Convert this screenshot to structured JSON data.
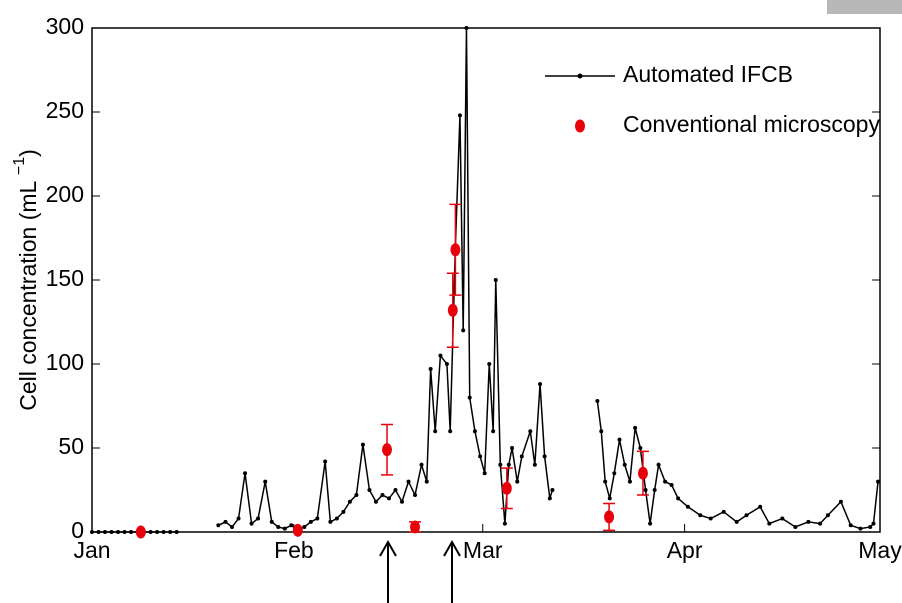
{
  "chart_data": {
    "type": "line",
    "ylabel": "Cell concentration (mL",
    "ylabel_exponent": "−1",
    "ylabel_close": ")",
    "xlim": [
      0,
      121
    ],
    "xticks": [
      {
        "value": 0,
        "label": "Jan"
      },
      {
        "value": 31,
        "label": "Feb"
      },
      {
        "value": 60,
        "label": "Mar"
      },
      {
        "value": 91,
        "label": "Apr"
      },
      {
        "value": 121,
        "label": "May"
      }
    ],
    "ylim": [
      0,
      300
    ],
    "yticks": [
      0,
      50,
      100,
      150,
      200,
      250,
      300
    ],
    "legend": "upper right",
    "series": [
      {
        "name": "Automated IFCB",
        "color": "#000000",
        "x": [
          0,
          1,
          2,
          3,
          4,
          5,
          6,
          7,
          8,
          9,
          10,
          11,
          12,
          13,
          16,
          19.4,
          20.5,
          21.5,
          22.5,
          23.5,
          24.5,
          25.5,
          26.6,
          27.6,
          28.6,
          29.6,
          30.6,
          31.6,
          32.6,
          33.6,
          34.6,
          35.8,
          36.6,
          37.6,
          38.6,
          39.6,
          40.6,
          41.6,
          42.6,
          43.6,
          44.6,
          45.6,
          46.6,
          47.6,
          48.6,
          49.6,
          50.6,
          51.4,
          52,
          52.7,
          53.5,
          54.5,
          55,
          55.8,
          56.5,
          57,
          57.5,
          58,
          58.8,
          59.6,
          60.3,
          61,
          61.6,
          62,
          62.7,
          63.4,
          64,
          64.5,
          65.3,
          66,
          67.3,
          68,
          68.8,
          69.5,
          70.3,
          70.7,
          74,
          77.6,
          78.2,
          78.8,
          79.5,
          80.2,
          81,
          81.8,
          82.6,
          83.4,
          84.2,
          85,
          85.7,
          86.4,
          87,
          88,
          89,
          90,
          91.5,
          93.4,
          95,
          97,
          99,
          100.5,
          102.6,
          104,
          106,
          108,
          110,
          111.8,
          113,
          115,
          116.5,
          118,
          119.5,
          120,
          120.7
        ],
        "values": [
          0,
          0,
          0,
          0,
          0,
          0,
          0,
          0,
          0,
          0,
          0,
          0,
          0,
          0,
          null,
          4,
          6,
          3,
          8,
          35,
          5,
          8,
          30,
          6,
          3,
          2,
          4,
          1,
          3,
          6,
          8,
          42,
          6,
          8,
          12,
          18,
          22,
          52,
          25,
          18,
          22,
          20,
          25,
          18,
          30,
          22,
          40,
          30,
          97,
          60,
          105,
          100,
          60,
          170,
          248,
          120,
          300,
          80,
          60,
          45,
          35,
          100,
          60,
          150,
          40,
          5,
          40,
          50,
          30,
          45,
          60,
          40,
          88,
          45,
          20,
          25,
          null,
          78,
          60,
          30,
          20,
          35,
          55,
          40,
          30,
          62,
          50,
          25,
          5,
          25,
          40,
          30,
          28,
          20,
          15,
          10,
          8,
          12,
          6,
          10,
          15,
          5,
          8,
          3,
          6,
          5,
          10,
          18,
          4,
          2,
          3,
          5,
          30
        ]
      },
      {
        "name": "Conventional microscopy",
        "color": "#e8000b",
        "x": [
          7.5,
          31.6,
          45.3,
          49.6,
          55.4,
          55.8,
          63.7,
          79.4,
          84.6
        ],
        "values": [
          0,
          1,
          49,
          3,
          132,
          168,
          26,
          9,
          35
        ],
        "errors": [
          0,
          0,
          15,
          3,
          22,
          27,
          12,
          8,
          13
        ]
      }
    ]
  }
}
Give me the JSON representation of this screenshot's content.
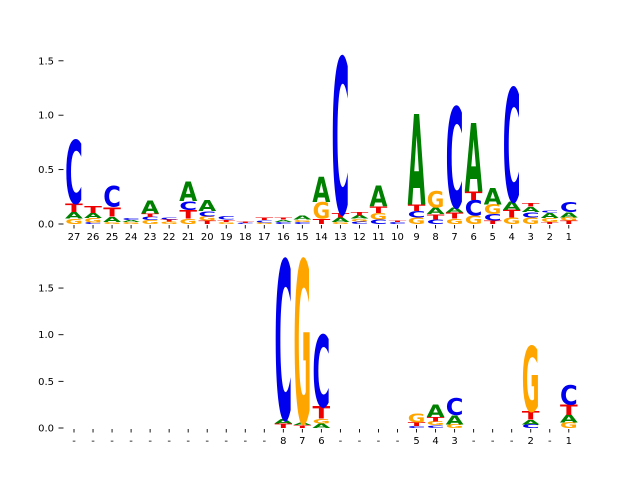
{
  "figure": {
    "background": "#ffffff",
    "tick_color": "#000000",
    "label_color": "#000000"
  },
  "colors": {
    "A": "#008000",
    "C": "#0000EE",
    "G": "#FFA500",
    "T": "#EE0000"
  },
  "chart_data": [
    {
      "type": "sequence-logo",
      "panel": "top",
      "title": "",
      "xlabel": "",
      "ylabel": "",
      "grid": false,
      "legend": null,
      "ylim": [
        0,
        1.62
      ],
      "yticks": [
        "0.0",
        "0.5",
        "1.0",
        "1.5"
      ],
      "ytick_values": [
        0.0,
        0.5,
        1.0,
        1.5
      ],
      "categories": [
        "27",
        "26",
        "25",
        "24",
        "23",
        "22",
        "21",
        "20",
        "19",
        "18",
        "17",
        "16",
        "15",
        "14",
        "13",
        "12",
        "11",
        "10",
        "9",
        "8",
        "7",
        "6",
        "5",
        "4",
        "3",
        "2",
        "1"
      ],
      "stacks": [
        [
          [
            "G",
            0.05
          ],
          [
            "A",
            0.06
          ],
          [
            "T",
            0.08
          ],
          [
            "C",
            0.58
          ]
        ],
        [
          [
            "C",
            0.015
          ],
          [
            "G",
            0.04
          ],
          [
            "A",
            0.045
          ],
          [
            "T",
            0.065
          ]
        ],
        [
          [
            "G",
            0.02
          ],
          [
            "A",
            0.05
          ],
          [
            "T",
            0.085
          ],
          [
            "C",
            0.19
          ]
        ],
        [
          [
            "G",
            0.02
          ],
          [
            "A",
            0.015
          ],
          [
            "C",
            0.015
          ]
        ],
        [
          [
            "G",
            0.035
          ],
          [
            "C",
            0.03
          ],
          [
            "T",
            0.03
          ],
          [
            "A",
            0.12
          ]
        ],
        [
          [
            "G",
            0.025
          ],
          [
            "T",
            0.015
          ],
          [
            "C",
            0.02
          ]
        ],
        [
          [
            "G",
            0.05
          ],
          [
            "T",
            0.08
          ],
          [
            "C",
            0.08
          ],
          [
            "A",
            0.18
          ]
        ],
        [
          [
            "T",
            0.03
          ],
          [
            "G",
            0.04
          ],
          [
            "C",
            0.05
          ],
          [
            "A",
            0.1
          ]
        ],
        [
          [
            "G",
            0.02
          ],
          [
            "T",
            0.02
          ],
          [
            "C",
            0.03
          ]
        ],
        [
          [
            "C",
            0.01
          ],
          [
            "T",
            0.01
          ]
        ],
        [
          [
            "G",
            0.015
          ],
          [
            "C",
            0.02
          ],
          [
            "T",
            0.025
          ]
        ],
        [
          [
            "C",
            0.02
          ],
          [
            "A",
            0.02
          ],
          [
            "T",
            0.02
          ]
        ],
        [
          [
            "C",
            0.02
          ],
          [
            "G",
            0.02
          ],
          [
            "A",
            0.035
          ]
        ],
        [
          [
            "T",
            0.05
          ],
          [
            "G",
            0.15
          ],
          [
            "A",
            0.23
          ]
        ],
        [
          [
            "G",
            0.02
          ],
          [
            "A",
            0.04
          ],
          [
            "T",
            0.04
          ],
          [
            "C",
            1.43
          ]
        ],
        [
          [
            "C",
            0.025
          ],
          [
            "G",
            0.025
          ],
          [
            "A",
            0.03
          ],
          [
            "T",
            0.03
          ]
        ],
        [
          [
            "C",
            0.04
          ],
          [
            "G",
            0.06
          ],
          [
            "T",
            0.06
          ],
          [
            "A",
            0.19
          ]
        ],
        [
          [
            "C",
            0.02
          ],
          [
            "T",
            0.01
          ]
        ],
        [
          [
            "G",
            0.06
          ],
          [
            "C",
            0.06
          ],
          [
            "T",
            0.06
          ],
          [
            "A",
            0.83
          ]
        ],
        [
          [
            "C",
            0.04
          ],
          [
            "T",
            0.05
          ],
          [
            "A",
            0.06
          ],
          [
            "G",
            0.15
          ]
        ],
        [
          [
            "G",
            0.05
          ],
          [
            "T",
            0.055
          ],
          [
            "A",
            0.05
          ],
          [
            "C",
            0.92
          ]
        ],
        [
          [
            "G",
            0.08
          ],
          [
            "C",
            0.14
          ],
          [
            "T",
            0.08
          ],
          [
            "A",
            0.63
          ]
        ],
        [
          [
            "T",
            0.03
          ],
          [
            "C",
            0.06
          ],
          [
            "G",
            0.09
          ],
          [
            "A",
            0.15
          ]
        ],
        [
          [
            "G",
            0.06
          ],
          [
            "T",
            0.07
          ],
          [
            "A",
            0.08
          ],
          [
            "C",
            1.04
          ]
        ],
        [
          [
            "G",
            0.06
          ],
          [
            "C",
            0.05
          ],
          [
            "A",
            0.05
          ],
          [
            "T",
            0.03
          ]
        ],
        [
          [
            "T",
            0.02
          ],
          [
            "G",
            0.035
          ],
          [
            "A",
            0.05
          ],
          [
            "C",
            0.015
          ]
        ],
        [
          [
            "T",
            0.03
          ],
          [
            "G",
            0.03
          ],
          [
            "A",
            0.05
          ],
          [
            "C",
            0.09
          ]
        ]
      ]
    },
    {
      "type": "sequence-logo",
      "panel": "bottom",
      "title": "",
      "xlabel": "",
      "ylabel": "",
      "grid": false,
      "legend": null,
      "ylim": [
        0,
        1.85
      ],
      "yticks": [
        "0.0",
        "0.5",
        "1.0",
        "1.5"
      ],
      "ytick_values": [
        0.0,
        0.5,
        1.0,
        1.5
      ],
      "categories": [
        "-",
        "-",
        "-",
        "-",
        "-",
        "-",
        "-",
        "-",
        "-",
        "-",
        "-",
        "8",
        "7",
        "6",
        "-",
        "-",
        "-",
        "-",
        "5",
        "4",
        "3",
        "-",
        "-",
        "-",
        "2",
        "-",
        "1"
      ],
      "stacks": [
        [],
        [],
        [],
        [],
        [],
        [],
        [],
        [],
        [],
        [],
        [],
        [
          [
            "T",
            0.05
          ],
          [
            "A",
            0.05
          ],
          [
            "C",
            1.7
          ]
        ],
        [
          [
            "T",
            0.03
          ],
          [
            "A",
            0.03
          ],
          [
            "G",
            1.74
          ]
        ],
        [
          [
            "A",
            0.05
          ],
          [
            "G",
            0.05
          ],
          [
            "T",
            0.13
          ],
          [
            "C",
            0.77
          ]
        ],
        [],
        [],
        [],
        [],
        [
          [
            "C",
            0.02
          ],
          [
            "T",
            0.04
          ],
          [
            "G",
            0.1
          ]
        ],
        [
          [
            "C",
            0.03
          ],
          [
            "G",
            0.04
          ],
          [
            "T",
            0.05
          ],
          [
            "A",
            0.13
          ]
        ],
        [
          [
            "G",
            0.04
          ],
          [
            "A",
            0.1
          ],
          [
            "C",
            0.18
          ]
        ],
        [],
        [],
        [],
        [
          [
            "C",
            0.04
          ],
          [
            "A",
            0.05
          ],
          [
            "T",
            0.09
          ],
          [
            "G",
            0.7
          ]
        ],
        [],
        [
          [
            "G",
            0.06
          ],
          [
            "A",
            0.08
          ],
          [
            "T",
            0.11
          ],
          [
            "C",
            0.21
          ]
        ]
      ]
    }
  ]
}
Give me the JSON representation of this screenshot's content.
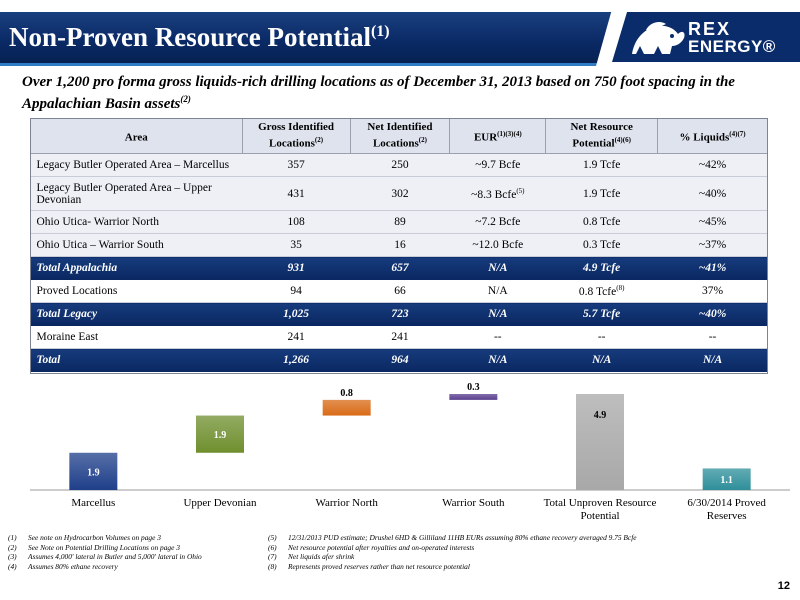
{
  "header": {
    "title": "Non-Proven Resource Potential",
    "title_note": "(1)",
    "logo_line1": "REX",
    "logo_line2": "ENERGY®"
  },
  "subtitle": {
    "text": "Over 1,200 pro forma gross liquids-rich drilling locations as of December 31, 2013 based on 750 foot spacing in the Appalachian Basin assets",
    "note": "(2)"
  },
  "table": {
    "headers": [
      {
        "label": "Area",
        "note": ""
      },
      {
        "label": "Gross Identified Locations",
        "note": "(2)"
      },
      {
        "label": "Net Identified Locations",
        "note": "(2)"
      },
      {
        "label": "EUR",
        "note": "(1)(3)(4)"
      },
      {
        "label": "Net Resource Potential",
        "note": "(4)(6)"
      },
      {
        "label": "% Liquids",
        "note": "(4)(7)"
      }
    ],
    "rows": [
      {
        "style": "light",
        "cells": [
          "Legacy Butler Operated Area – Marcellus",
          "357",
          "250",
          "~9.7 Bcfe",
          "1.9 Tcfe",
          "~42%"
        ]
      },
      {
        "style": "light",
        "cells": [
          "Legacy Butler Operated Area – Upper Devonian",
          "431",
          "302",
          "~8.3 Bcfe",
          "1.9 Tcfe",
          "~40%"
        ],
        "eur_note": "(5)"
      },
      {
        "style": "light",
        "cells": [
          "Ohio Utica-  Warrior North",
          "108",
          "89",
          "~7.2 Bcfe",
          "0.8 Tcfe",
          "~45%"
        ]
      },
      {
        "style": "light",
        "cells": [
          "Ohio Utica – Warrior South",
          "35",
          "16",
          "~12.0 Bcfe",
          "0.3 Tcfe",
          "~37%"
        ]
      },
      {
        "style": "dark",
        "cells": [
          "Total Appalachia",
          "931",
          "657",
          "N/A",
          "4.9 Tcfe",
          "~41%"
        ]
      },
      {
        "style": "white",
        "cells": [
          "Proved Locations",
          "94",
          "66",
          "N/A",
          "0.8 Tcfe",
          "37%"
        ],
        "nrp_note": "(8)"
      },
      {
        "style": "dark",
        "cells": [
          "Total Legacy",
          "1,025",
          "723",
          "N/A",
          "5.7 Tcfe",
          "~40%"
        ]
      },
      {
        "style": "white",
        "cells": [
          "Moraine East",
          "241",
          "241",
          "--",
          "--",
          "--"
        ]
      },
      {
        "style": "dark",
        "cells": [
          "Total",
          "1,266",
          "964",
          "N/A",
          "N/A",
          "N/A"
        ]
      }
    ]
  },
  "chart_data": {
    "type": "bar",
    "subtype": "waterfall",
    "categories": [
      "Marcellus",
      "Upper Devonian",
      "Warrior North",
      "Warrior South",
      "Total Unproven Resource Potential",
      "6/30/2014 Proved Reserves"
    ],
    "values": [
      1.9,
      1.9,
      0.8,
      0.3,
      4.9,
      1.1
    ],
    "bases": [
      0,
      1.9,
      3.8,
      4.6,
      0,
      0
    ],
    "labels": [
      "1.9",
      "1.9",
      "0.8",
      "0.3",
      "4.9",
      "1.1"
    ],
    "colors": [
      "#1f3f8a",
      "#6f8f2e",
      "#d96a16",
      "#5a3f8f",
      "#a8a8a8",
      "#2e8f9a"
    ],
    "title": "",
    "xlabel": "",
    "ylabel": "",
    "ylim": [
      0,
      4.9
    ],
    "grid": false,
    "legend": "none"
  },
  "footnotes": {
    "left": [
      {
        "num": "(1)",
        "text": "See note on Hydrocarbon Volumes on page 3"
      },
      {
        "num": "(2)",
        "text": "See Note on Potential Drilling Locations on page 3"
      },
      {
        "num": "(3)",
        "text": "Assumes 4,000' lateral in Butler and 5,000' lateral in Ohio"
      },
      {
        "num": "(4)",
        "text": "Assumes 80% ethane recovery"
      }
    ],
    "right": [
      {
        "num": "(5)",
        "text": "12/31/2013 PUD estimate; Drushel 6HD & Gilliland 11HB EURs assuming 80% ethane recovery averaged 9.75 Bcfe"
      },
      {
        "num": "(6)",
        "text": "Net resource potential after royalties and on-operated interests"
      },
      {
        "num": "(7)",
        "text": "Net liquids afer shrink"
      },
      {
        "num": "(8)",
        "text": "Represents proved reserves rather than net resource potential"
      }
    ]
  },
  "page_number": "12"
}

*PROBLEM REQUIREMENTS*.
Tally the lines of the data that contain the string "text" and report the total alone.

*TASK OUTPUT*.
9